Do this:
Can you copy the rows below verbatim, starting at the very first row and ending at the row containing "601, 1148, 719]", with both of those rows included?

Materials provided:
— begin —
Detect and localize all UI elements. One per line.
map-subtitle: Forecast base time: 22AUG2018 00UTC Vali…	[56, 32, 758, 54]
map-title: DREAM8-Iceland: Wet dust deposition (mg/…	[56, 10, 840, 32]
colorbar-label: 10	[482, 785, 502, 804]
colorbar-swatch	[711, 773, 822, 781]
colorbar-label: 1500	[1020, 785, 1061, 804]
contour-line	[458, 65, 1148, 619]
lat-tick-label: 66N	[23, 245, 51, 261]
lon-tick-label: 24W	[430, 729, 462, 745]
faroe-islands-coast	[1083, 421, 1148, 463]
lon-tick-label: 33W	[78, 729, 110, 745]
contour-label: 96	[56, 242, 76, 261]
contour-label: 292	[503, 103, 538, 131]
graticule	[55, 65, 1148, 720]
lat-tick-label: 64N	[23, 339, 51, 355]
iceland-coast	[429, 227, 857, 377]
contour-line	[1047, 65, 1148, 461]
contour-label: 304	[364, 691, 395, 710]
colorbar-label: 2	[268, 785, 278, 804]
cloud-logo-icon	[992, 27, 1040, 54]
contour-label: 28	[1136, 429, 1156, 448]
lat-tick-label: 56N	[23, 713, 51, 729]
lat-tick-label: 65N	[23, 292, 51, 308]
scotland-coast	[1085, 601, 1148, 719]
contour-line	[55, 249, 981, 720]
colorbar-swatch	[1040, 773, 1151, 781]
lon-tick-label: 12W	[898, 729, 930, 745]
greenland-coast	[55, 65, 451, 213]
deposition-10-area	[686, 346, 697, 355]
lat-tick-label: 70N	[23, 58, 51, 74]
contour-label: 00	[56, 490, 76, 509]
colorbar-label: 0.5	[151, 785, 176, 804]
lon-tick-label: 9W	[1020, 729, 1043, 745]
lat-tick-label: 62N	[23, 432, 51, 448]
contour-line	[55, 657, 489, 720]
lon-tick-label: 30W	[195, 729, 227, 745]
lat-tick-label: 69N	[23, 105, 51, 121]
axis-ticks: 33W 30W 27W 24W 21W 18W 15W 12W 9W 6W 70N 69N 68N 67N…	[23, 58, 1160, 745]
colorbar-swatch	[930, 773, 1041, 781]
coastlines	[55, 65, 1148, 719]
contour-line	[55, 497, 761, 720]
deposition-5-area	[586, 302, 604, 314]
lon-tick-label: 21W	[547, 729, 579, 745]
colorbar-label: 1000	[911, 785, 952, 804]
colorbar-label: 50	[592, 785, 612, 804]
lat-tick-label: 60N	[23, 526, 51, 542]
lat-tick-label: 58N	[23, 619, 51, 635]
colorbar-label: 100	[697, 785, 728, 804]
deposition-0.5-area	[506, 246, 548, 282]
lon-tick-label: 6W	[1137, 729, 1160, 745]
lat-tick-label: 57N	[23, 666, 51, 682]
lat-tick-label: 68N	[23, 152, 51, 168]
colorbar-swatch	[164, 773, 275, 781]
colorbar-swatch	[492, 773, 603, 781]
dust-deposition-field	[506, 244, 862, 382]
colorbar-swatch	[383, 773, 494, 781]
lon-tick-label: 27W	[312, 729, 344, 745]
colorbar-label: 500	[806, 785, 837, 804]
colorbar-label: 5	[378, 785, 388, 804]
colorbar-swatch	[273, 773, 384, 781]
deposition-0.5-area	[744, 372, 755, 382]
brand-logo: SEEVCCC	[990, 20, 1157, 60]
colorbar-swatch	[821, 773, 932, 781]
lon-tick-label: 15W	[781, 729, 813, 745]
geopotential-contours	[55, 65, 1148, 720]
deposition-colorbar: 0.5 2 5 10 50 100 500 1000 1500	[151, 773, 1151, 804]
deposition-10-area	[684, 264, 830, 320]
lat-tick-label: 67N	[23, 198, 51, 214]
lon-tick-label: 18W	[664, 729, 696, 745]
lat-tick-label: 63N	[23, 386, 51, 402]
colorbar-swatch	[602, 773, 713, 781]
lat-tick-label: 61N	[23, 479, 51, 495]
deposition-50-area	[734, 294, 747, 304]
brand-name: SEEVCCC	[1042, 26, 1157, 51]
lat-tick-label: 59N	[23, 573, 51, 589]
— end —
Correct answer:
Detect and localize all UI elements. One per line.
map-subtitle: Forecast base time: 22AUG2018 00UTC Vali…	[56, 32, 758, 54]
map-title: DREAM8-Iceland: Wet dust deposition (mg/…	[56, 10, 840, 32]
colorbar-label: 10	[482, 785, 502, 804]
colorbar-swatch	[711, 773, 822, 781]
colorbar-label: 1500	[1020, 785, 1061, 804]
contour-line	[458, 65, 1148, 619]
lat-tick-label: 66N	[23, 245, 51, 261]
lon-tick-label: 24W	[430, 729, 462, 745]
faroe-islands-coast	[1083, 421, 1148, 463]
lon-tick-label: 33W	[78, 729, 110, 745]
contour-label: 96	[56, 242, 76, 261]
contour-label: 292	[503, 103, 538, 131]
graticule	[55, 65, 1148, 720]
lat-tick-label: 64N	[23, 339, 51, 355]
iceland-coast	[429, 227, 857, 377]
contour-line	[1047, 65, 1148, 461]
contour-label: 304	[364, 691, 395, 710]
colorbar-label: 2	[268, 785, 278, 804]
cloud-logo-icon	[992, 27, 1040, 54]
contour-label: 28	[1136, 429, 1156, 448]
lat-tick-label: 56N	[23, 713, 51, 729]
lat-tick-label: 65N	[23, 292, 51, 308]
scotland-coast	[1085, 601, 1148, 719]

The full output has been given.